Senin, 02 Maret 2009

Pameran Langka Setengah Hati


Pameran Seni Grafis Indonesia mulai menunjukkan perubahan sikap, tapi tampak masih setengah hati. Seni grafis tetap menjadi seni kelas dua.
Pameran Grafis Indonesia
Karya: 48 perupa grafis Indonesia
Waktu: 23 Februari - 4 Maret 1999
Tempat: Taman Ismail Marzuki, Jakarta


SETIAP kali berlangsung pameran eni grafis, selalu muncul keluhan klise bahwa seni grafis adalah seni kelas dua. Keluhan ini selalu dihubungkan dengan apresiasi khalayak seni rupa terhadap karya seni grafis dibandingkan dengan terhadap karya lukis. Keluhan ini nyaris menjadi tipikal psiko-kreatif seniman grafis. Tampaknya ada kompleks rendah diri yang tak akan pernah berakhir. Akibatnya, frekuensi pameran seni grafis bisa dihitung dengan sebelah jari. Data yang disodorkan Sulebar Soekarman, Ketua Dewan Kesenian Jakarta, justru lebih mendramatisasi keluhan itu. Dalam kurun 10 tahun belakangan ini, pameran seni grafis baru diselenggarakan dua kali, pada 1986 dan sekarang. "Memang, ada beberapa pameran tunggal dan kelompok di Jakarta, Bandung, Yogya, dan Surabaya, tapi kelihatan tak begitu memberikan motivasi atau semangat untuk berkembang seperti halnya pada pameran seni lukis," demikian tutur Sulebar melalui kata pengantarnya dalam katalog pameran.

Macetnya pamor seni grafis juga tampak pada tulisan atau ulasan di media massa yang kering dan hanya berkutat pada persoalan teknis. Namun hal ini bisa dimengerti karena karya seni grafis umumnya kurang melakukan eksplorasi di luar wilayah teknis. Contohnya, aspek tema yang paling banyak muncul adalah tema dengan magnitude yang rendah. Umumnya, tema yang tampil pada karya grafis adalah persoalan yang sangat pribadi dan tak memiliki paradigma komunal yang tajam. Bahkan, ada yang hanya mengeksplorasi elemen bentuk, misalnya pada karya Diddo Kusdinar berjudul Composition # 1 dan karya Freddy Sofyan berjudul Stone Image. Memang, ada juga beberapa karya yang berupaya memasuki tema sosial, misalnya karya grafis dengan teknik media campur Tisna Sanjaya berjudul Proyek Percontohan Monumen Pembusukan (1998), karya Haryadi Suadi berjudul Penyakit Para Penguasa (1998), karya Arief Eko Putro berjudul Ketika Tidak Enak Melihat, Mendengar, dan Membaca (1999), karya Humanoko Al Farabi berjudul Satu Induk Lain Paruh (1998), dan karya Agung Jaya berjudul Bayang-Bayang Aktor Intelektual (1998).

## Data Tersimpan
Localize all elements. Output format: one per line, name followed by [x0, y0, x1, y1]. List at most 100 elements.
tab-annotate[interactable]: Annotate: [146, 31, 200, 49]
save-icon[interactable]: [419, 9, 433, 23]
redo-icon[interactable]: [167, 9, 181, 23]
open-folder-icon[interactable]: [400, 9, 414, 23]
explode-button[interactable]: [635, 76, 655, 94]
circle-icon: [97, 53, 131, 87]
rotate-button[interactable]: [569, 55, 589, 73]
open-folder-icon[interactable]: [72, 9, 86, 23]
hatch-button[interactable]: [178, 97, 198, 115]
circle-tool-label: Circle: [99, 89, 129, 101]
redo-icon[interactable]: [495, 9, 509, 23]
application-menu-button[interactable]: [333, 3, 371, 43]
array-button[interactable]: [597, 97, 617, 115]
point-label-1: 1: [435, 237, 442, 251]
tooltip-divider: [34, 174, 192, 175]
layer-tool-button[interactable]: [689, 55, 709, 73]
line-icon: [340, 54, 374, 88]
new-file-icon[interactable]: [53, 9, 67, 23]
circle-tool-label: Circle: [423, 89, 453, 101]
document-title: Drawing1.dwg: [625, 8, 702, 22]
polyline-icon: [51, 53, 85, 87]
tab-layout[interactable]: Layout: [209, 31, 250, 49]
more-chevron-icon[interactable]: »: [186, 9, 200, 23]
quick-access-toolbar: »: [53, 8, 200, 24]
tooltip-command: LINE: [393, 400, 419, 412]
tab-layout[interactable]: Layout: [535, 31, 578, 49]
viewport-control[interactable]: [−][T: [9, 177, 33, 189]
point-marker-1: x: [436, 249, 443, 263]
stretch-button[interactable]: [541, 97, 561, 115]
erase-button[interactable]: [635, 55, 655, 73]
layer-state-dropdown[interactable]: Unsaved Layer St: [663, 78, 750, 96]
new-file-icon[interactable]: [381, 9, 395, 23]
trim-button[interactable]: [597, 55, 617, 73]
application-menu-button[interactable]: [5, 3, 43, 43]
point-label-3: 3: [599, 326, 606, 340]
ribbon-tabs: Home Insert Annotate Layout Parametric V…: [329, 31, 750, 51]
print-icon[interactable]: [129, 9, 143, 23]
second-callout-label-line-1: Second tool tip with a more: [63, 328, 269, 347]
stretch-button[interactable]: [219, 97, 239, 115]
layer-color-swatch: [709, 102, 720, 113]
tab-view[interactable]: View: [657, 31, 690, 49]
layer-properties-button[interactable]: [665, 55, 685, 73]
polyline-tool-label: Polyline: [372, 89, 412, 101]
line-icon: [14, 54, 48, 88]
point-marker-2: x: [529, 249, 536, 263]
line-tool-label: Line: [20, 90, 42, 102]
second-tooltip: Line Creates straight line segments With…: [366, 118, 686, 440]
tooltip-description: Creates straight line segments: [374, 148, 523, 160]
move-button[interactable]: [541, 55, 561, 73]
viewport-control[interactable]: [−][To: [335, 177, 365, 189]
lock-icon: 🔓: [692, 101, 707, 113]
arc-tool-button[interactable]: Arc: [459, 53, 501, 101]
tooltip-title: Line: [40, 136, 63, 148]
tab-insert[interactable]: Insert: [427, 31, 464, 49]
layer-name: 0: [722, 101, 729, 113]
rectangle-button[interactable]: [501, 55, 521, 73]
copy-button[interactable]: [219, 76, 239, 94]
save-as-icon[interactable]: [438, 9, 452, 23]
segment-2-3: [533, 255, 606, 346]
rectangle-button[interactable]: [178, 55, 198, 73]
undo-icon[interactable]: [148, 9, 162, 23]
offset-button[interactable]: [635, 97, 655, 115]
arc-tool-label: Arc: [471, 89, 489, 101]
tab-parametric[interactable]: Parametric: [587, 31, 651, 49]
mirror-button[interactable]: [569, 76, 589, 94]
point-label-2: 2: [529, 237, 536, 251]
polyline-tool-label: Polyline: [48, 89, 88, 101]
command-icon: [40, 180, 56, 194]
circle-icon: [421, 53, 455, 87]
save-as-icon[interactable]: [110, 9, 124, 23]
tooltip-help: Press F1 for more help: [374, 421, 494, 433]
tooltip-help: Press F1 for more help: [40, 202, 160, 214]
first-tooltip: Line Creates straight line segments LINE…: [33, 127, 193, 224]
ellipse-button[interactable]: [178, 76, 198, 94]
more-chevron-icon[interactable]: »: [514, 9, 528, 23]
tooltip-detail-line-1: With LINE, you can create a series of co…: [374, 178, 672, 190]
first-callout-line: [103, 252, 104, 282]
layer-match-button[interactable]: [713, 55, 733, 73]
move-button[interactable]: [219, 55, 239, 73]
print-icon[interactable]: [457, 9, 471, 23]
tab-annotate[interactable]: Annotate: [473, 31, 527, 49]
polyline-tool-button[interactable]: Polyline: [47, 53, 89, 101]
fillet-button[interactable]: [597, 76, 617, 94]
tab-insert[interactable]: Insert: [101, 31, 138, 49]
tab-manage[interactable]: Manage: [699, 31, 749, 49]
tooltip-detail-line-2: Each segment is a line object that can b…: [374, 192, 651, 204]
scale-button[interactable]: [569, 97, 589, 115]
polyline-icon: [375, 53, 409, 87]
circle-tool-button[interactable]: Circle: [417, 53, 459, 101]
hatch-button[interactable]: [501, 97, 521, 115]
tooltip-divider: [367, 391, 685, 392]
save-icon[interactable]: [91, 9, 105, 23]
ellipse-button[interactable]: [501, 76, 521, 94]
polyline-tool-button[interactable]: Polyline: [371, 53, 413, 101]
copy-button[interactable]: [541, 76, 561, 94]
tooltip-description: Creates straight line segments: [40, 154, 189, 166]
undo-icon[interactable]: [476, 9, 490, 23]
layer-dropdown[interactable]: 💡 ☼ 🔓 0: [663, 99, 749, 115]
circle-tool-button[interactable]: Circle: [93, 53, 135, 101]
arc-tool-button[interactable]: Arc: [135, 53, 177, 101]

## Tugas yang Diberikan
Menurut kutipan halaman tentang pameran seni grafis, siapa yang menjabat Ketua Dewan Kesenian Jakarta? Item di atas merupakan bahan yang terpisah dari kutipan halaman.

## Hasil Tugas
Sulebar Soekarman.